---- Exercise material

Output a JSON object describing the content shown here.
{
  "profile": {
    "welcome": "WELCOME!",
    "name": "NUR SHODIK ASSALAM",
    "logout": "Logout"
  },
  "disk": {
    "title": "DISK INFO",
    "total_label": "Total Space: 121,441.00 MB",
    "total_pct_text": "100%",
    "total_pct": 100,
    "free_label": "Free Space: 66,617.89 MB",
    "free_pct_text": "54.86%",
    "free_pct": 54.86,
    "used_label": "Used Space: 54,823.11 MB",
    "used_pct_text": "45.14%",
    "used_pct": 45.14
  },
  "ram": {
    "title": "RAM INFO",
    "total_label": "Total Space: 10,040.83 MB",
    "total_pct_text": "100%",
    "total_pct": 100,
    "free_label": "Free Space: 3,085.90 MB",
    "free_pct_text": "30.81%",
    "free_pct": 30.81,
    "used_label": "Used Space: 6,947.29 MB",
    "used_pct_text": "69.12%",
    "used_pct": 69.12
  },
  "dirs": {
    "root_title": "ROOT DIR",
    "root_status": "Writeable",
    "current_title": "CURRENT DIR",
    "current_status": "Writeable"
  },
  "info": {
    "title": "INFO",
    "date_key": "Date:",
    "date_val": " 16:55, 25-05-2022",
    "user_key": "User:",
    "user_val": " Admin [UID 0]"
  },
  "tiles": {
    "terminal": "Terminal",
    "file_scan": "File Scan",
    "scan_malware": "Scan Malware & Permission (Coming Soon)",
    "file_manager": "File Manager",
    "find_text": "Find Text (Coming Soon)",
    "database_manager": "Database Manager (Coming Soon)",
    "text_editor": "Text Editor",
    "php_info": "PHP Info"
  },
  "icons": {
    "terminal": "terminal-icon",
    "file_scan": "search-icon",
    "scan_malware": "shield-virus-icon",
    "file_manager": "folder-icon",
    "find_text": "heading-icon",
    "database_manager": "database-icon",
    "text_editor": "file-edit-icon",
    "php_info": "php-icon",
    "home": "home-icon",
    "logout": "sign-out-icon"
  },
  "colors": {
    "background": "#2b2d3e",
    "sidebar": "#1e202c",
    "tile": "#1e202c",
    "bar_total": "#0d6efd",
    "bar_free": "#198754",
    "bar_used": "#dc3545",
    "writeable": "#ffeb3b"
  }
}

--------

Instructions to follow: Restate every entry above exactly as it stands.

Written reply:
Output a JSON object describing the content shown here.
{
  "profile": {
    "welcome": "WELCOME!",
    "name": "NUR SHODIK ASSALAM",
    "logout": "Logout"
  },
  "disk": {
    "title": "DISK INFO",
    "total_label": "Total Space: 121,441.00 MB",
    "total_pct_text": "100%",
    "total_pct": 100,
    "free_label": "Free Space: 66,617.89 MB",
    "free_pct_text": "54.86%",
    "free_pct": 54.86,
    "used_label": "Used Space: 54,823.11 MB",
    "used_pct_text": "45.14%",
    "used_pct": 45.14
  },
  "ram": {
    "title": "RAM INFO",
    "total_label": "Total Space: 10,040.83 MB",
    "total_pct_text": "100%",
    "total_pct": 100,
    "free_label": "Free Space: 3,085.90 MB",
    "free_pct_text": "30.81%",
    "free_pct": 30.81,
    "used_label": "Used Space: 6,947.29 MB",
    "used_pct_text": "69.12%",
    "used_pct": 69.12
  },
  "dirs": {
    "root_title": "ROOT DIR",
    "root_status": "Writeable",
    "current_title": "CURRENT DIR",
    "current_status": "Writeable"
  },
  "info": {
    "title": "INFO",
    "date_key": "Date:",
    "date_val": " 16:55, 25-05-2022",
    "user_key": "User:",
    "user_val": " Admin [UID 0]"
  },
  "tiles": {
    "terminal": "Terminal",
    "file_scan": "File Scan",
    "scan_malware": "Scan Malware & Permission (Coming Soon)",
    "file_manager": "File Manager",
    "find_text": "Find Text (Coming Soon)",
    "database_manager": "Database Manager (Coming Soon)",
    "text_editor": "Text Editor",
    "php_info": "PHP Info"
  },
  "icons": {
    "terminal": "terminal-icon",
    "file_scan": "search-icon",
    "scan_malware": "shield-virus-icon",
    "file_manager": "folder-icon",
    "find_text": "heading-icon",
    "database_manager": "database-icon",
    "text_editor": "file-edit-icon",
    "php_info": "php-icon",
    "home": "home-icon",
    "logout": "sign-out-icon"
  },
  "colors": {
    "background": "#2b2d3e",
    "sidebar": "#1e202c",
    "tile": "#1e202c",
    "bar_total": "#0d6efd",
    "bar_free": "#198754",
    "bar_used": "#dc3545",
    "writeable": "#ffeb3b"
  }
}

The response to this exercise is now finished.